(WHAT TO DO): Pick out all lines of the entries that include the word "Still" and copy them.

(PROVIDED RECORDS):
** BEGIN **

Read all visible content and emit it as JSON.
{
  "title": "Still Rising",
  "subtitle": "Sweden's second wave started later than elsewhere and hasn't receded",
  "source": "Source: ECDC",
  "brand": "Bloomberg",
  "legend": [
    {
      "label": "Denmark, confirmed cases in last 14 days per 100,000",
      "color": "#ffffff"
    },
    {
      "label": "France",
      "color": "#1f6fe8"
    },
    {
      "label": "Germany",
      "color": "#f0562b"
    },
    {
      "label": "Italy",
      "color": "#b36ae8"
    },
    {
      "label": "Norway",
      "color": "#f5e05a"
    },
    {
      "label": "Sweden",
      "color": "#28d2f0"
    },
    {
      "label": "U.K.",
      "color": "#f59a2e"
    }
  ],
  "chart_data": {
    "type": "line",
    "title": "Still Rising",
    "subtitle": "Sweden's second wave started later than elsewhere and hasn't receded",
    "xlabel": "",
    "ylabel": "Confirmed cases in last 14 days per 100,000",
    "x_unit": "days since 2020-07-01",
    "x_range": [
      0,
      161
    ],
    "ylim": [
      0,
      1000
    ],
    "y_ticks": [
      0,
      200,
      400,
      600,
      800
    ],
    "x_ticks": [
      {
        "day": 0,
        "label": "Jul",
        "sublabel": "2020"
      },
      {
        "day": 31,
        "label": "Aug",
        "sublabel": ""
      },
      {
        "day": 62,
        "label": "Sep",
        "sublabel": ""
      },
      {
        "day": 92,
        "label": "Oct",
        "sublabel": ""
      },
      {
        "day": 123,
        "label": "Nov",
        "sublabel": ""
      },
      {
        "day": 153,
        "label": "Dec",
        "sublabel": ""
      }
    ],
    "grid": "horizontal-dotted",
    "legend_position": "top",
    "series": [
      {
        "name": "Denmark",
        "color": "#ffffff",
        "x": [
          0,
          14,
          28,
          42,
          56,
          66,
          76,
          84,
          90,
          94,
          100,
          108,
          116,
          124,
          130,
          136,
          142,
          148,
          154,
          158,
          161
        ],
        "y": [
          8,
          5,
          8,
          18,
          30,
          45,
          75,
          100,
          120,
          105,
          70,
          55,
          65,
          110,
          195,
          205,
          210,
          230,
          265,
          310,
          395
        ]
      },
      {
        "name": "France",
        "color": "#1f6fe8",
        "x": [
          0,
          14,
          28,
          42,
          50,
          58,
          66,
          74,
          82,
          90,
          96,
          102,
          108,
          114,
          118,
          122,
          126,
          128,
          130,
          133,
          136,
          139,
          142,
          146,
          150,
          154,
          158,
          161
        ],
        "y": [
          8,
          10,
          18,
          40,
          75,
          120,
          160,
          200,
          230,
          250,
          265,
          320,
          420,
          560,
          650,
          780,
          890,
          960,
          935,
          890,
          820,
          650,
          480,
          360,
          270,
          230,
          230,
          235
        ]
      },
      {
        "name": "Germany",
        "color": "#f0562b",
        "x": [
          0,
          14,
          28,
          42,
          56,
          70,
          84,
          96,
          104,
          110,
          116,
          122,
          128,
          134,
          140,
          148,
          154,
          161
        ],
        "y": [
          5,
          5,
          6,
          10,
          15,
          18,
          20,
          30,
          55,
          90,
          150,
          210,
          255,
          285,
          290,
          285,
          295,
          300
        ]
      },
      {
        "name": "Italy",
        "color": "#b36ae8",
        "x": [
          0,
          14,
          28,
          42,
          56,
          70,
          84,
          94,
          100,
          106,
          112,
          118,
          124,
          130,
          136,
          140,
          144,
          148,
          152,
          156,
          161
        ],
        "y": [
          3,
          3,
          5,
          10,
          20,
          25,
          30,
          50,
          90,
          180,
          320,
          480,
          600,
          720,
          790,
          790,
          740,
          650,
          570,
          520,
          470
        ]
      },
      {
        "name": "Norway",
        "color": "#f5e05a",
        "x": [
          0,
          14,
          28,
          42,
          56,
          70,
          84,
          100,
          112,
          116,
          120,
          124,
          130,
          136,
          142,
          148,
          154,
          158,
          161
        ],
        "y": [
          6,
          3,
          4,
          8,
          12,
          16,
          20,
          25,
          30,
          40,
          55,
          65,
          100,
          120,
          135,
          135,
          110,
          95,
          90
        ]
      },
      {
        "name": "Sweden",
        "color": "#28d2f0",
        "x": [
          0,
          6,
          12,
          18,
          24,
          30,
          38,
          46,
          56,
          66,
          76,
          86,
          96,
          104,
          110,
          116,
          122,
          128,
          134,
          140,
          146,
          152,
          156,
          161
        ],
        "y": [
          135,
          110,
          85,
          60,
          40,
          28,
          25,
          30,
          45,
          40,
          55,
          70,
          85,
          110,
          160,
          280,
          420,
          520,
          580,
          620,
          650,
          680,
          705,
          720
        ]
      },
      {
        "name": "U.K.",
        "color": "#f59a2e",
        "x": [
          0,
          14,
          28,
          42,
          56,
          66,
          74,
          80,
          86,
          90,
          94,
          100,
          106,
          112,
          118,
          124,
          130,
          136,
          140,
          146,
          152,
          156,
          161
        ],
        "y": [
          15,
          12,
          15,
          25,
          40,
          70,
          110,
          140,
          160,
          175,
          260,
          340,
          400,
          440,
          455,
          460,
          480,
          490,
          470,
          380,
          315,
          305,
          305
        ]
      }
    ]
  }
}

** END **

(PROBLEM SOLUTION):
  "title": "Still Rising",
    "title": "Still Rising",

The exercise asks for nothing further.